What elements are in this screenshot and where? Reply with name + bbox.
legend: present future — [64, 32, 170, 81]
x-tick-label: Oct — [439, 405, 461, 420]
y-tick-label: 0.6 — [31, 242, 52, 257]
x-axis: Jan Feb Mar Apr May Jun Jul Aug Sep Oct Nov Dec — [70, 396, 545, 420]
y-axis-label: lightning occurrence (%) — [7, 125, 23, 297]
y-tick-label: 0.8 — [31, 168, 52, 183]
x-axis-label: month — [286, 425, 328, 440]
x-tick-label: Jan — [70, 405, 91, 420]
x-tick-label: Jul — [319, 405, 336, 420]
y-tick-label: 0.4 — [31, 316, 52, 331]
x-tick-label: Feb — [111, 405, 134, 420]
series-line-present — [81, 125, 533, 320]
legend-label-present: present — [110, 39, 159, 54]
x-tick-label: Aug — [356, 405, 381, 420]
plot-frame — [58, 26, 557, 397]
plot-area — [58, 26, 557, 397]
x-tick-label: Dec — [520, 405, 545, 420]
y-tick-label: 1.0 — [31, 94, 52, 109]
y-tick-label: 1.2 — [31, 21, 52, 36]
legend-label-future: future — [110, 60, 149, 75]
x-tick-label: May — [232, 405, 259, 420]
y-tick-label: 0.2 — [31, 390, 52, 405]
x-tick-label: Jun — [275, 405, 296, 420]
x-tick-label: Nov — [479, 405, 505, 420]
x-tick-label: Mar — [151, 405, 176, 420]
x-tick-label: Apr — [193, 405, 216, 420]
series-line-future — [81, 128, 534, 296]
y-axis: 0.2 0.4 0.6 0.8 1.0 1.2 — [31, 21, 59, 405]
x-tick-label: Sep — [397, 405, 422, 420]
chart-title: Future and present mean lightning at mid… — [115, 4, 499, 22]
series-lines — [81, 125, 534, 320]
---*---
What is being asked - Format the lines of the entries above as a JSON list of strings, one string per line with blank lines omitted. Begin at the first line and stop after the line that contains "x-tick-label: May — [232, 405, 259, 420]".

Exercise answer -
[
  "What elements are in this screenshot and where? Reply with name + bbox.",
  "legend: present future — [64, 32, 170, 81]",
  "x-tick-label: Oct — [439, 405, 461, 420]",
  "y-tick-label: 0.6 — [31, 242, 52, 257]",
  "x-axis: Jan Feb Mar Apr May Jun Jul Aug Sep Oct Nov Dec — [70, 396, 545, 420]",
  "y-axis-label: lightning occurrence (%) — [7, 125, 23, 297]",
  "y-tick-label: 0.8 — [31, 168, 52, 183]",
  "x-axis-label: month — [286, 425, 328, 440]",
  "x-tick-label: Jan — [70, 405, 91, 420]",
  "x-tick-label: Jul — [319, 405, 336, 420]",
  "y-tick-label: 0.4 — [31, 316, 52, 331]",
  "x-tick-label: Feb — [111, 405, 134, 420]",
  "series-line-present — [81, 125, 533, 320]",
  "legend-label-present: present — [110, 39, 159, 54]",
  "x-tick-label: Aug — [356, 405, 381, 420]",
  "plot-frame — [58, 26, 557, 397]",
  "plot-area — [58, 26, 557, 397]",
  "x-tick-label: Dec — [520, 405, 545, 420]",
  "y-tick-label: 1.0 — [31, 94, 52, 109]",
  "y-tick-label: 1.2 — [31, 21, 52, 36]",
  "legend-label-future: future — [110, 60, 149, 75]",
  "x-tick-label: May — [232, 405, 259, 420]"
]